> _Problem requirements_
Look through the material below. Copy each line that contains the string "quote".

--------------------------------------------------

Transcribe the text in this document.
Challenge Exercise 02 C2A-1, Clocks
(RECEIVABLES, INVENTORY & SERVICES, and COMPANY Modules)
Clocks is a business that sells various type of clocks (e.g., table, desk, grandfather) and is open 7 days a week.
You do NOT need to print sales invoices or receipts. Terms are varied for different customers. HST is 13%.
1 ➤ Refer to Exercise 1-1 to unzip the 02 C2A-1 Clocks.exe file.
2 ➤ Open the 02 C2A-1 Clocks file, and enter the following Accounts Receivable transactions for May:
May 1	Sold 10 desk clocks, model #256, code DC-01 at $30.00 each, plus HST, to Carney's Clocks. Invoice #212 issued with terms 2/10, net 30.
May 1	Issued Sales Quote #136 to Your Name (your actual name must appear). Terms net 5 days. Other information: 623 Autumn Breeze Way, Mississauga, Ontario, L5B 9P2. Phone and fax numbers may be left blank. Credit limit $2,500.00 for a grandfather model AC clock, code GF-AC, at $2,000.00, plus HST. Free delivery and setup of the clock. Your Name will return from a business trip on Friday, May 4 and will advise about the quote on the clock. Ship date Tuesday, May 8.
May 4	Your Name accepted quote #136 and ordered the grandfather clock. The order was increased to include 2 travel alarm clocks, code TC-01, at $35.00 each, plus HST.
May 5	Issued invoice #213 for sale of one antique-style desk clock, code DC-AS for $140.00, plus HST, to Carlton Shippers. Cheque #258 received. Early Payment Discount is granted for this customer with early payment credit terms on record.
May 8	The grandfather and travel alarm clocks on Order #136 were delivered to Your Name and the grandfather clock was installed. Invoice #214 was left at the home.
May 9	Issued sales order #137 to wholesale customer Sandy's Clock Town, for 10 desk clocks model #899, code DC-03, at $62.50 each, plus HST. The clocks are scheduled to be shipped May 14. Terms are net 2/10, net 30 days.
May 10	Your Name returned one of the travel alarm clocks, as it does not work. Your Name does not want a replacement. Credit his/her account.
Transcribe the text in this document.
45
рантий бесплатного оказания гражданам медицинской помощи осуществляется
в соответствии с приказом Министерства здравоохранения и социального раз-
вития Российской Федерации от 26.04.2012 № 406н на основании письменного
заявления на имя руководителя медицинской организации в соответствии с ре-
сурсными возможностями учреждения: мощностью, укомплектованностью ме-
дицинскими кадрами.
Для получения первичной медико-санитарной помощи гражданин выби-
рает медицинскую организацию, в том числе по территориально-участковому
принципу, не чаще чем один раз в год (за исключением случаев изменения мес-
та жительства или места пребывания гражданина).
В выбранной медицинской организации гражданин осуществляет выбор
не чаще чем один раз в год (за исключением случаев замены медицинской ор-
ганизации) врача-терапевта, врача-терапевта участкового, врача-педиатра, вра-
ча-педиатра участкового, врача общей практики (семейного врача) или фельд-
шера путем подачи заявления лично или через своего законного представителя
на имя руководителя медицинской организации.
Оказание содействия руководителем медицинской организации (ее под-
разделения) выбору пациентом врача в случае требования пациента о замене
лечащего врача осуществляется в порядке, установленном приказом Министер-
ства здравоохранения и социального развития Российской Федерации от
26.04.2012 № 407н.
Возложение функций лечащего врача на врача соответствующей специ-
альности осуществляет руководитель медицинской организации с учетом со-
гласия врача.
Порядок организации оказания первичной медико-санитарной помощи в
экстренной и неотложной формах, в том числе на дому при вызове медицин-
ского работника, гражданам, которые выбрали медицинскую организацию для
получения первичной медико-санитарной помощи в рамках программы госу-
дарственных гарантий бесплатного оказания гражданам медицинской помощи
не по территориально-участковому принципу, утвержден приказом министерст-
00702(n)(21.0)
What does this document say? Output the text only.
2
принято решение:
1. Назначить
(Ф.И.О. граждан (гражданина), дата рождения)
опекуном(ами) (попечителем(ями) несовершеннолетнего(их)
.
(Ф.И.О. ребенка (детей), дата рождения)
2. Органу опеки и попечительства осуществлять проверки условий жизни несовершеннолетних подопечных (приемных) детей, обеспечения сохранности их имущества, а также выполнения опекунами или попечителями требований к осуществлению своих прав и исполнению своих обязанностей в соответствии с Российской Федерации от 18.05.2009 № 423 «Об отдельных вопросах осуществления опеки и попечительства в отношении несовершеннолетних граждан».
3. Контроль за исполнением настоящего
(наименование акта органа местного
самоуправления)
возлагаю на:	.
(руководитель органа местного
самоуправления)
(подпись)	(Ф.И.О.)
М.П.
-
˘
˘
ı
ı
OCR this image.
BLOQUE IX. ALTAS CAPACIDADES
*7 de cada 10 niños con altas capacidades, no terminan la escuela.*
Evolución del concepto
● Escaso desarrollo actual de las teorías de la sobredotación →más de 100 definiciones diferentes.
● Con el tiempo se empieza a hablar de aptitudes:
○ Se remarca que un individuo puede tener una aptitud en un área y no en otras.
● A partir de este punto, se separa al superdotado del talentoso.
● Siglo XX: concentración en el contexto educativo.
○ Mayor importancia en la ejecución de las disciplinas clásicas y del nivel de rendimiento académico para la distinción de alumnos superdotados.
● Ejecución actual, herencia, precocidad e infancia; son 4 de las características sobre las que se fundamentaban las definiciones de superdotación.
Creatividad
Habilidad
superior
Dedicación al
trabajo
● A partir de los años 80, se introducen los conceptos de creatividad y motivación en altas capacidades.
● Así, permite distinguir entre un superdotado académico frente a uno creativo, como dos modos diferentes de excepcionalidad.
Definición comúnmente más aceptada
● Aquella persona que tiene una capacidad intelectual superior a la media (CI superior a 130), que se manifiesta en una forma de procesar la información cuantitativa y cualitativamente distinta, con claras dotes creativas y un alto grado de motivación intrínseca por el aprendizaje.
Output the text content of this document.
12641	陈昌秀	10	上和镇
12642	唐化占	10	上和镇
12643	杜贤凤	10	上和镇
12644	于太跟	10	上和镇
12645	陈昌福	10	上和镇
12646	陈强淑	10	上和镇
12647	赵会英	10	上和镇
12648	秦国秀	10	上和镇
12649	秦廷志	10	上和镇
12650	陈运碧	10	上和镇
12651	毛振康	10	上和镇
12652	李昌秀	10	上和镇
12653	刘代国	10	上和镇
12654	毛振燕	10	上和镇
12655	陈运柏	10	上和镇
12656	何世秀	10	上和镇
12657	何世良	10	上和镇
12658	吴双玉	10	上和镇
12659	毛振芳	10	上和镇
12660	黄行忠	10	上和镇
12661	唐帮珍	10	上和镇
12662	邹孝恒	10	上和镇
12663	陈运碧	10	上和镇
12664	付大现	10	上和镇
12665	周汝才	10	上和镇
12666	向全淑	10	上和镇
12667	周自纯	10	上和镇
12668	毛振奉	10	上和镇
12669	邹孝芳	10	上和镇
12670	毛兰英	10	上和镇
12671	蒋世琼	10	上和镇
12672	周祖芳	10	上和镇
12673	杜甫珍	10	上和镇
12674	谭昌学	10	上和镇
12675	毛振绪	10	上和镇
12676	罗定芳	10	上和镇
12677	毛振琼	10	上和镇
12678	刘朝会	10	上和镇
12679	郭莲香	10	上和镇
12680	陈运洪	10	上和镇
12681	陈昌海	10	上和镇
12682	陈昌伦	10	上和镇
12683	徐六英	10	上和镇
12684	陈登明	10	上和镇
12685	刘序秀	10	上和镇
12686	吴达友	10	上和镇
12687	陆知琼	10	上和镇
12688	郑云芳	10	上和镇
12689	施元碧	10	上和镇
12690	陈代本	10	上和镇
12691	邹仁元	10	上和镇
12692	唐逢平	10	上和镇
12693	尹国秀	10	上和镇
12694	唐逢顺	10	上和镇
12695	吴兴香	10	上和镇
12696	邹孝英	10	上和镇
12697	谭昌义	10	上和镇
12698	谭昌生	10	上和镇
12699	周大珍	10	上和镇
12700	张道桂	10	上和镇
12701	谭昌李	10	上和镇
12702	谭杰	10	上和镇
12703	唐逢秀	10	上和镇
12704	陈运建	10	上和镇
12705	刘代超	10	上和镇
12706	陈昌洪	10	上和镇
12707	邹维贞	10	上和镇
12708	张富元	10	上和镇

--------------------------------------------------

> _Task response_
May 1	Issued Sales Quote #136 to Your Name (your actual name must appear). Terms net 5 days. Other information: 623 Autumn Breeze Way, Mississauga, Ontario, L5B 9P2. Phone and fax numbers may be left blank. Credit limit $2,500.00 for a grandfather model AC clock, code GF-AC, at $2,000.00, plus HST. Free delivery and setup of the clock. Your Name will return from a business trip on Friday, May 4 and will advise about the quote on the clock. Ship date Tuesday, May 8.
May 4	Your Name accepted quote #136 and ordered the grandfather clock. The order was increased to include 2 travel alarm clocks, code TC-01, at $35.00 each, plus HST.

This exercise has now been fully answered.